— WORK REQUIRED —
Copy out the records in full, word for word, without pictures.

• • • • •

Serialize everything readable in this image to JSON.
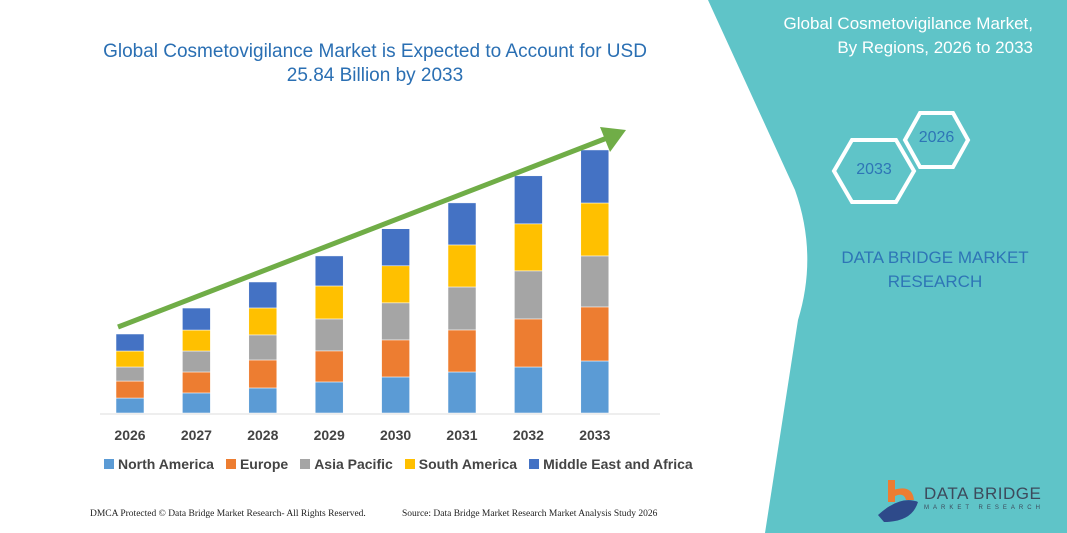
{
  "header": {
    "title": "Global Cosmetovigilance Market is Expected to Account for USD 25.84 Billion by 2033",
    "side_title_line1": "Global Cosmetovigilance Market,",
    "side_title_line2": "By Regions, 2026 to 2033",
    "hex_start": "2026",
    "hex_end": "2033",
    "brand_line1": "DATA BRIDGE MARKET",
    "brand_line2": "RESEARCH"
  },
  "footer": {
    "left": "DMCA Protected © Data Bridge Market Research- All Rights Reserved.",
    "right": "Source: Data Bridge Market Research Market Analysis Study 2026",
    "logo_text": "DATA BRIDGE",
    "logo_sub": "MARKET RESEARCH"
  },
  "colors": {
    "panel": "#5fc4c8",
    "arrow": "#70ad47",
    "title": "#2a6fb3"
  },
  "chart_data": {
    "type": "bar",
    "stacked": true,
    "title": "Global Cosmetovigilance Market is Expected to Account for USD 25.84 Billion by 2033",
    "categories": [
      "2026",
      "2027",
      "2028",
      "2029",
      "2030",
      "2031",
      "2032",
      "2033"
    ],
    "unit": "USD Billion",
    "y_axis_visible": false,
    "grid": false,
    "legend_position": "bottom",
    "trend_arrow": true,
    "series": [
      {
        "name": "North America",
        "color": "#5b9bd5",
        "values": [
          1.47,
          1.97,
          2.46,
          3.05,
          3.54,
          4.03,
          4.52,
          5.11
        ]
      },
      {
        "name": "Europe",
        "color": "#ed7d31",
        "values": [
          1.67,
          2.06,
          2.75,
          3.05,
          3.64,
          4.13,
          4.72,
          5.31
        ]
      },
      {
        "name": "Asia Pacific",
        "color": "#a5a5a5",
        "values": [
          1.38,
          2.06,
          2.46,
          3.14,
          3.64,
          4.22,
          4.72,
          5.01
        ]
      },
      {
        "name": "South America",
        "color": "#ffc000",
        "values": [
          1.57,
          2.06,
          2.65,
          3.24,
          3.64,
          4.13,
          4.62,
          5.2
        ]
      },
      {
        "name": "Middle East and Africa",
        "color": "#4472c4",
        "values": [
          1.67,
          2.16,
          2.55,
          2.95,
          3.64,
          4.13,
          4.72,
          5.21
        ]
      }
    ]
  }
}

• • • • •

— FULL ANSWER —
Serialize everything readable in this image to JSON.
{
  "header": {
    "title": "Global Cosmetovigilance Market is Expected to Account for USD 25.84 Billion by 2033",
    "side_title_line1": "Global Cosmetovigilance Market,",
    "side_title_line2": "By Regions, 2026 to 2033",
    "hex_start": "2026",
    "hex_end": "2033",
    "brand_line1": "DATA BRIDGE MARKET",
    "brand_line2": "RESEARCH"
  },
  "footer": {
    "left": "DMCA Protected © Data Bridge Market Research- All Rights Reserved.",
    "right": "Source: Data Bridge Market Research Market Analysis Study 2026",
    "logo_text": "DATA BRIDGE",
    "logo_sub": "MARKET RESEARCH"
  },
  "colors": {
    "panel": "#5fc4c8",
    "arrow": "#70ad47",
    "title": "#2a6fb3"
  },
  "chart_data": {
    "type": "bar",
    "stacked": true,
    "title": "Global Cosmetovigilance Market is Expected to Account for USD 25.84 Billion by 2033",
    "categories": [
      "2026",
      "2027",
      "2028",
      "2029",
      "2030",
      "2031",
      "2032",
      "2033"
    ],
    "unit": "USD Billion",
    "y_axis_visible": false,
    "grid": false,
    "legend_position": "bottom",
    "trend_arrow": true,
    "series": [
      {
        "name": "North America",
        "color": "#5b9bd5",
        "values": [
          1.47,
          1.97,
          2.46,
          3.05,
          3.54,
          4.03,
          4.52,
          5.11
        ]
      },
      {
        "name": "Europe",
        "color": "#ed7d31",
        "values": [
          1.67,
          2.06,
          2.75,
          3.05,
          3.64,
          4.13,
          4.72,
          5.31
        ]
      },
      {
        "name": "Asia Pacific",
        "color": "#a5a5a5",
        "values": [
          1.38,
          2.06,
          2.46,
          3.14,
          3.64,
          4.22,
          4.72,
          5.01
        ]
      },
      {
        "name": "South America",
        "color": "#ffc000",
        "values": [
          1.57,
          2.06,
          2.65,
          3.24,
          3.64,
          4.13,
          4.62,
          5.2
        ]
      },
      {
        "name": "Middle East and Africa",
        "color": "#4472c4",
        "values": [
          1.67,
          2.16,
          2.55,
          2.95,
          3.64,
          4.13,
          4.72,
          5.21
        ]
      }
    ]
  }
}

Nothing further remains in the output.